Each line containing the word "Total" must be reported.
----
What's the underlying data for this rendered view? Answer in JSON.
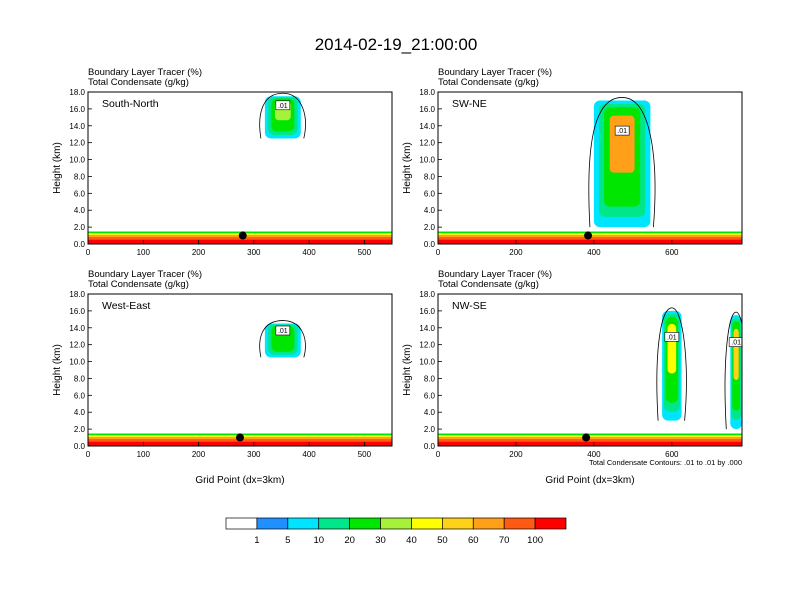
{
  "chart_data": {
    "type": "heatmap",
    "title": "2014-02-19_21:00:00",
    "panel_subtitle_lines": [
      "Boundary Layer Tracer   (%)",
      "Total Condensate   (g/kg)"
    ],
    "ylabel": "Height (km)",
    "xlabel": "Grid Point (dx=3km)",
    "ylim": [
      0,
      18
    ],
    "yticks": [
      "0.0",
      "2.0",
      "4.0",
      "6.0",
      "8.0",
      "10.0",
      "12.0",
      "14.0",
      "16.0",
      "18.0"
    ],
    "contour_note": "Total Condensate Contours: .01 to .01 by .000",
    "contour_label": ".01",
    "colorbar": {
      "levels": [
        1,
        5,
        10,
        20,
        30,
        40,
        50,
        60,
        70,
        100
      ],
      "colors": [
        "#ffffff",
        "#1e90ff",
        "#00e5ff",
        "#00e68a",
        "#00e600",
        "#a6f23a",
        "#ffff00",
        "#ffd21a",
        "#ffa018",
        "#ff5a14",
        "#ff0000"
      ]
    },
    "panels": [
      {
        "name": "South-North",
        "xlim": [
          0,
          550
        ],
        "xticks": [
          0,
          100,
          200,
          300,
          400,
          500
        ],
        "marker": {
          "x": 280,
          "y": 1.0
        },
        "boundary_layer_top_km": 1.5,
        "plumes": [
          {
            "x_start": 320,
            "x_end": 385,
            "bottom_km": 12.5,
            "top_km": 17.5,
            "peak_percent": 35
          }
        ]
      },
      {
        "name": "SW-NE",
        "xlim": [
          0,
          780
        ],
        "xticks": [
          0,
          200,
          400,
          600
        ],
        "marker": {
          "x": 385,
          "y": 1.0
        },
        "boundary_layer_top_km": 1.5,
        "plumes": [
          {
            "x_start": 400,
            "x_end": 545,
            "bottom_km": 2,
            "top_km": 17,
            "peak_percent": 65
          }
        ]
      },
      {
        "name": "West-East",
        "xlim": [
          0,
          550
        ],
        "xticks": [
          0,
          100,
          200,
          300,
          400,
          500
        ],
        "marker": {
          "x": 275,
          "y": 1.0
        },
        "boundary_layer_top_km": 1.5,
        "plumes": [
          {
            "x_start": 320,
            "x_end": 385,
            "bottom_km": 10.5,
            "top_km": 14.5,
            "peak_percent": 25
          }
        ]
      },
      {
        "name": "NW-SE",
        "xlim": [
          0,
          780
        ],
        "xticks": [
          0,
          200,
          400,
          600
        ],
        "marker": {
          "x": 380,
          "y": 1.0
        },
        "boundary_layer_top_km": 1.5,
        "plumes": [
          {
            "x_start": 575,
            "x_end": 625,
            "bottom_km": 3,
            "top_km": 16,
            "peak_percent": 45
          },
          {
            "x_start": 750,
            "x_end": 780,
            "bottom_km": 2,
            "top_km": 15.5,
            "peak_percent": 50
          }
        ]
      }
    ]
  }
}
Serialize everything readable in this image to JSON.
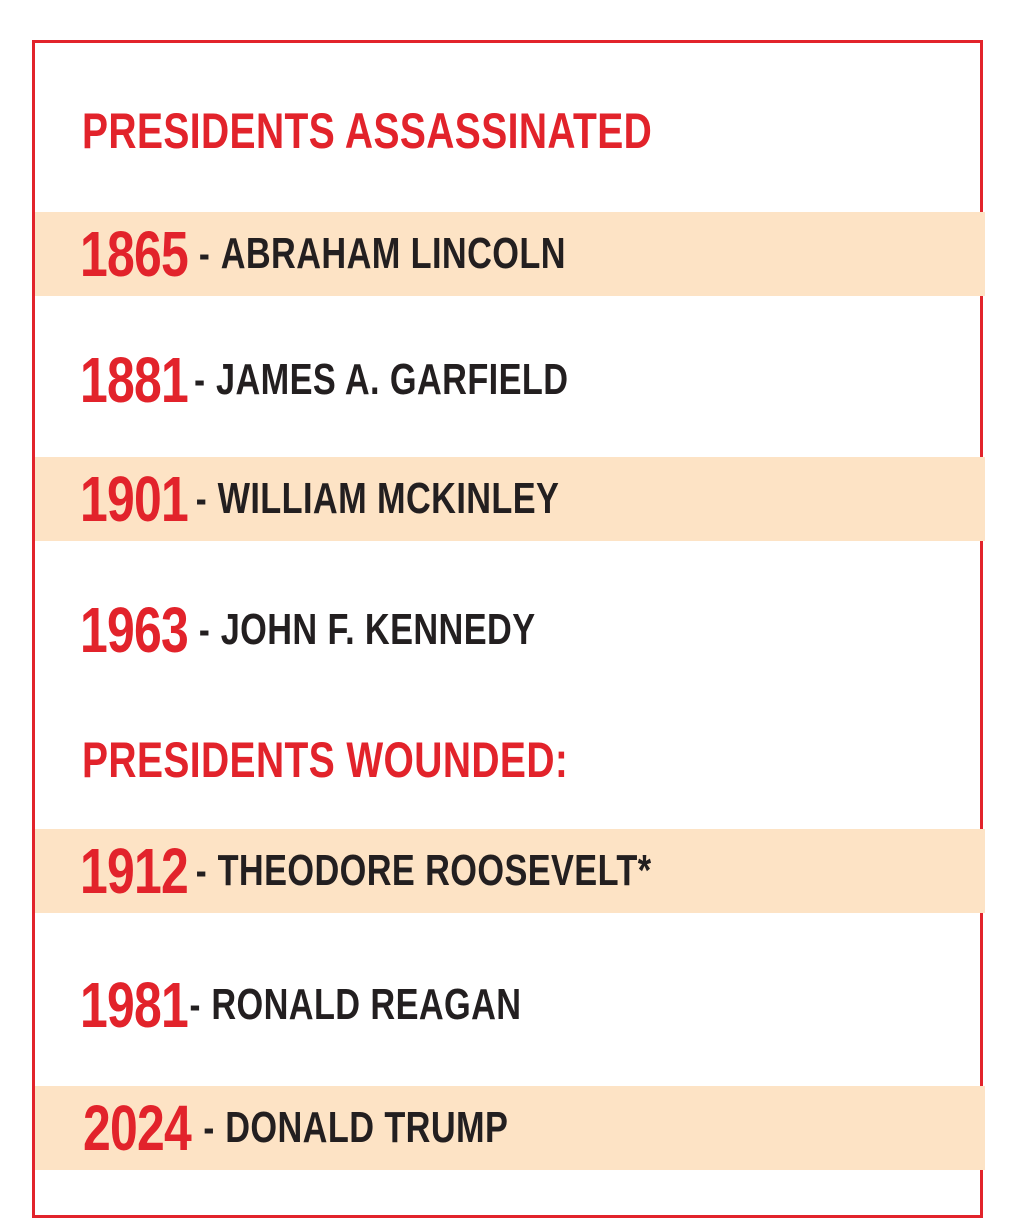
{
  "headings": {
    "assassinated": "PRESIDENTS ASSASSINATED",
    "wounded": "PRESIDENTS WOUNDED:"
  },
  "assassinated": [
    {
      "year": "1865",
      "separator": "-",
      "name": "ABRAHAM LINCOLN"
    },
    {
      "year": "1881",
      "separator": "-",
      "name": "JAMES A. GARFIELD"
    },
    {
      "year": "1901",
      "separator": "-",
      "name": "WILLIAM MCKINLEY"
    },
    {
      "year": "1963",
      "separator": "-",
      "name": "JOHN F. KENNEDY"
    }
  ],
  "wounded": [
    {
      "year": "1912",
      "separator": "-",
      "name": "THEODORE ROOSEVELT*"
    },
    {
      "year": "1981",
      "separator": "-",
      "name": "RONALD REAGAN"
    },
    {
      "year": "2024",
      "separator": "-",
      "name": "DONALD TRUMP"
    }
  ],
  "colors": {
    "accent_red": "#e2232b",
    "row_shade": "#fde3c5",
    "text_dark": "#231f20",
    "background": "#ffffff"
  }
}
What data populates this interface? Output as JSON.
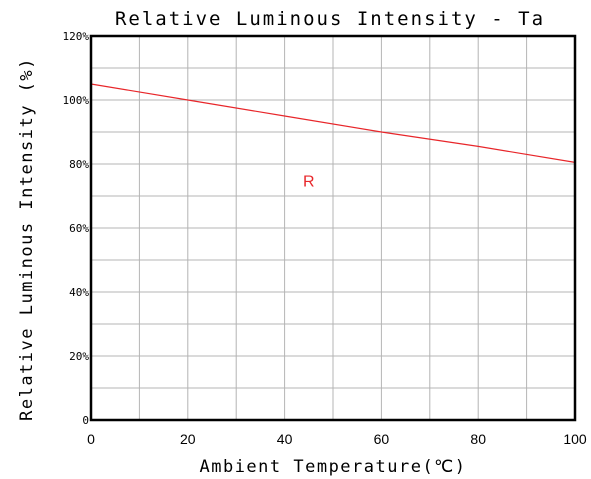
{
  "chart_data": {
    "type": "line",
    "title": "Relative Luminous Intensity - Ta",
    "xlabel": "Ambient Temperature(℃)",
    "ylabel": "Relative Luminous Intensity (%)",
    "xlim": [
      0,
      100
    ],
    "ylim": [
      0,
      120
    ],
    "x_ticks": [
      0,
      20,
      40,
      60,
      80,
      100
    ],
    "x_tick_labels": [
      "0",
      "20",
      "40",
      "60",
      "80",
      "100"
    ],
    "y_ticks": [
      0,
      20,
      40,
      60,
      80,
      100,
      120
    ],
    "y_tick_labels": [
      "0",
      "20%",
      "40%",
      "60%",
      "80%",
      "100%",
      "120%"
    ],
    "grid": true,
    "grid_x_step": 10,
    "grid_y_step": 10,
    "series": [
      {
        "name": "R",
        "color": "#e8262a",
        "x": [
          0,
          20,
          40,
          60,
          80,
          100
        ],
        "y": [
          105,
          100,
          95,
          90,
          85.5,
          80.5
        ]
      }
    ],
    "annotations": [
      {
        "text": "R",
        "x": 45,
        "y": 73,
        "color": "#e8262a"
      }
    ]
  }
}
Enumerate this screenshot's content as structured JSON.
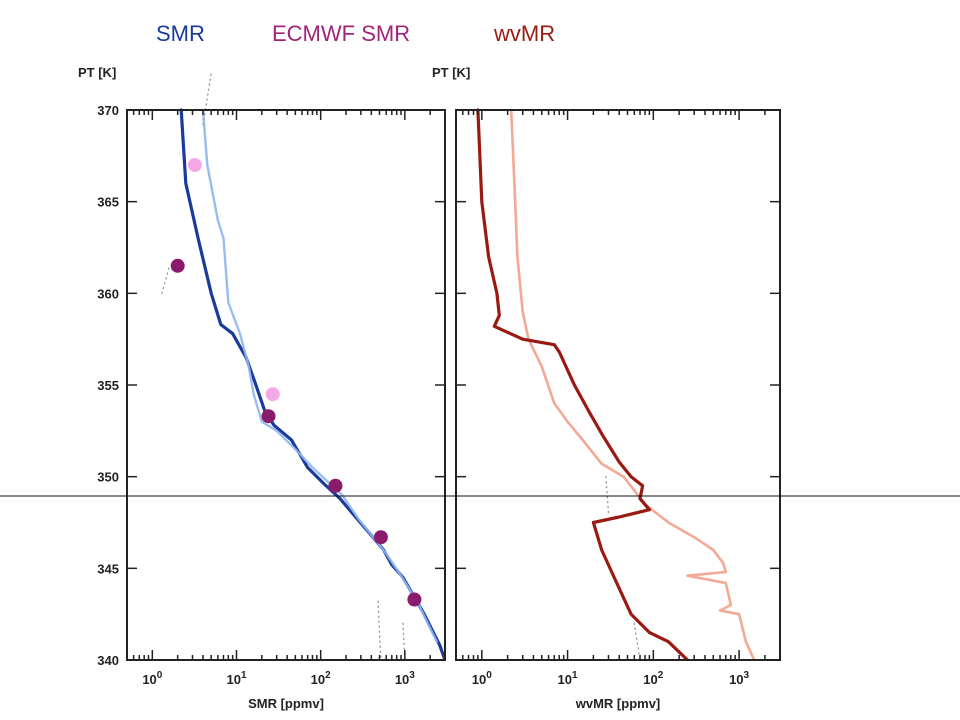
{
  "legend": [
    {
      "label": "SMR",
      "color": "#1a3a9c"
    },
    {
      "label": "ECMWF SMR",
      "color": "#a0247a"
    },
    {
      "label": "wvMR",
      "color": "#9a1a12"
    }
  ],
  "chart_data": [
    {
      "type": "line",
      "panel": "left",
      "ylabel": "PT [K]",
      "xlabel": "SMR [ppmv]",
      "xscale": "log",
      "xlim": [
        0.5,
        3000
      ],
      "ylim": [
        340,
        370
      ],
      "yticks": [
        "340",
        "345",
        "350",
        "355",
        "360",
        "365",
        "370"
      ],
      "xticks": [
        {
          "base": "10",
          "exp": "0"
        },
        {
          "base": "10",
          "exp": "1"
        },
        {
          "base": "10",
          "exp": "2"
        },
        {
          "base": "10",
          "exp": "3"
        }
      ],
      "series": [
        {
          "color": "#1a3a9c",
          "style": "thick",
          "points": [
            [
              2.2,
              370
            ],
            [
              2.5,
              366
            ],
            [
              3.5,
              363
            ],
            [
              5,
              360
            ],
            [
              6.5,
              358.3
            ],
            [
              9,
              357.8
            ],
            [
              13,
              356.5
            ],
            [
              17,
              355
            ],
            [
              22,
              353.5
            ],
            [
              28,
              352.8
            ],
            [
              45,
              352
            ],
            [
              70,
              350.5
            ],
            [
              110,
              349.6
            ],
            [
              170,
              348.8
            ],
            [
              260,
              347.8
            ],
            [
              400,
              346.8
            ],
            [
              560,
              346
            ],
            [
              700,
              345.2
            ],
            [
              950,
              344.5
            ],
            [
              1200,
              343.7
            ],
            [
              1700,
              342.5
            ],
            [
              2600,
              340.8
            ],
            [
              3000,
              340
            ]
          ]
        },
        {
          "color": "#8fb6f0",
          "style": "thin",
          "points": [
            [
              4,
              370
            ],
            [
              4.5,
              367
            ],
            [
              6,
              364
            ],
            [
              7,
              363
            ],
            [
              8,
              359.5
            ],
            [
              11,
              357.8
            ],
            [
              14,
              356
            ],
            [
              16,
              354.5
            ],
            [
              20,
              353
            ],
            [
              30,
              352.5
            ],
            [
              50,
              351.5
            ],
            [
              80,
              350.5
            ],
            [
              130,
              349.6
            ],
            [
              180,
              349
            ],
            [
              280,
              347.7
            ],
            [
              420,
              346.7
            ],
            [
              600,
              345.8
            ],
            [
              900,
              344.6
            ],
            [
              1400,
              343.2
            ],
            [
              2400,
              341
            ]
          ]
        },
        {
          "color": "#9a9a9a",
          "style": "dotted",
          "points": [
            [
              4,
              369.2
            ],
            [
              5,
              372
            ]
          ]
        },
        {
          "color": "#9a9a9a",
          "style": "dotted",
          "points": [
            [
              1.3,
              360
            ],
            [
              1.6,
              361.5
            ]
          ]
        },
        {
          "color": "#9a9a9a",
          "style": "dotted",
          "points": [
            [
              480,
              343.2
            ],
            [
              520,
              340
            ]
          ]
        },
        {
          "color": "#9a9a9a",
          "style": "dotted",
          "points": [
            [
              950,
              342
            ],
            [
              1000,
              340
            ]
          ]
        }
      ],
      "markers": [
        {
          "x": 3.2,
          "y": 367,
          "color": "#f5a8e6"
        },
        {
          "x": 2,
          "y": 361.5,
          "color": "#8a1a6a"
        },
        {
          "x": 27,
          "y": 354.5,
          "color": "#f5a8e6"
        },
        {
          "x": 24,
          "y": 353.3,
          "color": "#8a1a6a"
        },
        {
          "x": 150,
          "y": 349.5,
          "color": "#8a1a6a"
        },
        {
          "x": 520,
          "y": 346.7,
          "color": "#8a1a6a"
        },
        {
          "x": 1300,
          "y": 343.3,
          "color": "#8a1a6a"
        }
      ]
    },
    {
      "type": "line",
      "panel": "right",
      "ylabel": "PT [K]",
      "xlabel": "wvMR [ppmv]",
      "xscale": "log",
      "xlim": [
        0.5,
        3000
      ],
      "ylim": [
        340,
        370
      ],
      "yticks": [],
      "xticks": [
        {
          "base": "10",
          "exp": "0"
        },
        {
          "base": "10",
          "exp": "1"
        },
        {
          "base": "10",
          "exp": "2"
        },
        {
          "base": "10",
          "exp": "3"
        }
      ],
      "series": [
        {
          "color": "#f2a48f",
          "style": "medium",
          "points": [
            [
              2.2,
              370
            ],
            [
              2.4,
              366
            ],
            [
              2.6,
              362
            ],
            [
              3,
              359
            ],
            [
              3.5,
              357.5
            ],
            [
              5,
              356
            ],
            [
              7,
              354
            ],
            [
              10,
              353
            ],
            [
              15,
              352
            ],
            [
              25,
              350.7
            ],
            [
              45,
              350
            ],
            [
              80,
              348.5
            ],
            [
              150,
              347.5
            ],
            [
              300,
              346.7
            ],
            [
              500,
              346
            ],
            [
              650,
              345.3
            ],
            [
              700,
              344.8
            ],
            [
              250,
              344.6
            ],
            [
              700,
              344.2
            ],
            [
              800,
              343
            ],
            [
              600,
              342.7
            ],
            [
              1000,
              342.5
            ],
            [
              1200,
              341
            ],
            [
              1500,
              340
            ]
          ]
        },
        {
          "color": "#9a1a12",
          "style": "thick",
          "points": [
            [
              0.9,
              370
            ],
            [
              1,
              365
            ],
            [
              1.2,
              362
            ],
            [
              1.5,
              360
            ],
            [
              1.6,
              358.8
            ],
            [
              1.4,
              358.2
            ],
            [
              3,
              357.5
            ],
            [
              7,
              357.2
            ],
            [
              8,
              356.8
            ],
            [
              12,
              355
            ],
            [
              18,
              353.5
            ],
            [
              26,
              352.2
            ],
            [
              40,
              350.8
            ],
            [
              55,
              350
            ],
            [
              75,
              349.5
            ],
            [
              70,
              348.8
            ],
            [
              90,
              348.2
            ],
            [
              40,
              347.8
            ],
            [
              20,
              347.5
            ],
            [
              25,
              346
            ],
            [
              35,
              344.5
            ],
            [
              55,
              342.5
            ],
            [
              90,
              341.5
            ],
            [
              150,
              341
            ],
            [
              250,
              340
            ]
          ]
        },
        {
          "color": "#9a9a9a",
          "style": "dotted",
          "points": [
            [
              28,
              350
            ],
            [
              30,
              348
            ]
          ]
        },
        {
          "color": "#9a9a9a",
          "style": "dotted",
          "points": [
            [
              60,
              342
            ],
            [
              70,
              340
            ]
          ]
        }
      ],
      "markers": []
    }
  ]
}
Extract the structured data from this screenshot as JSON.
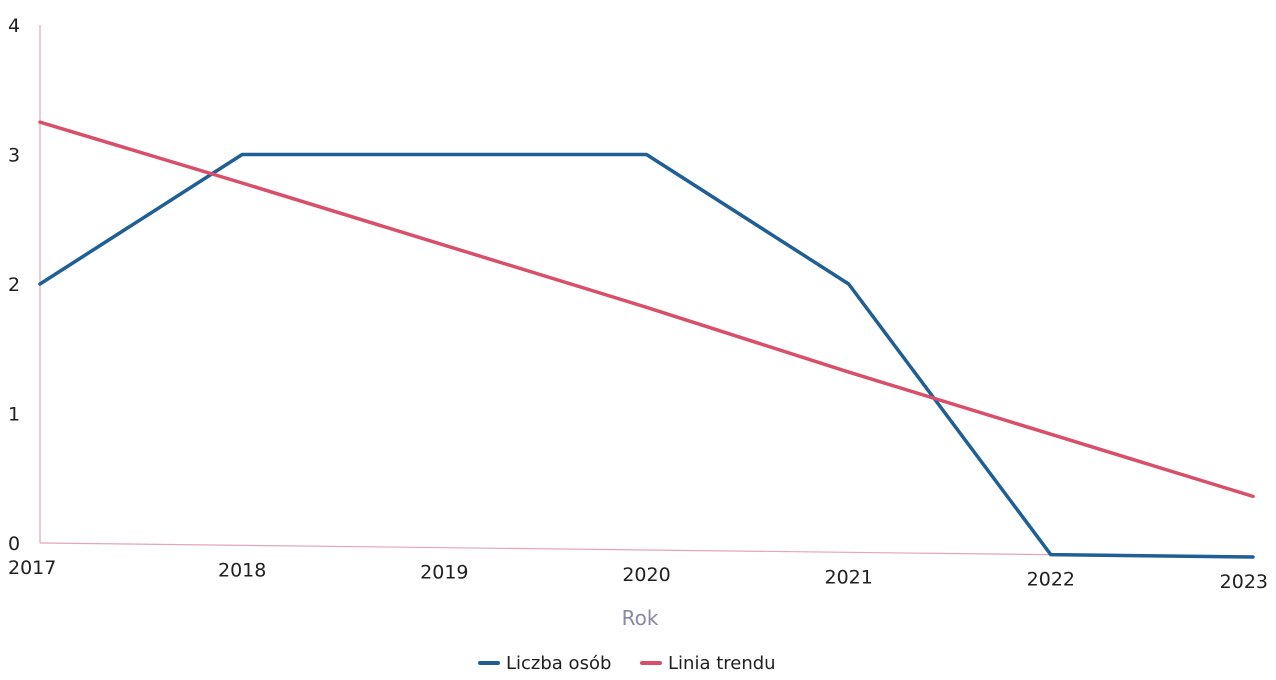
----
THE RESPONSE:
      "Total Condensate   (g/kg)"
    "contour_note": "Total Condensate Contours: .01 to .01 by .000",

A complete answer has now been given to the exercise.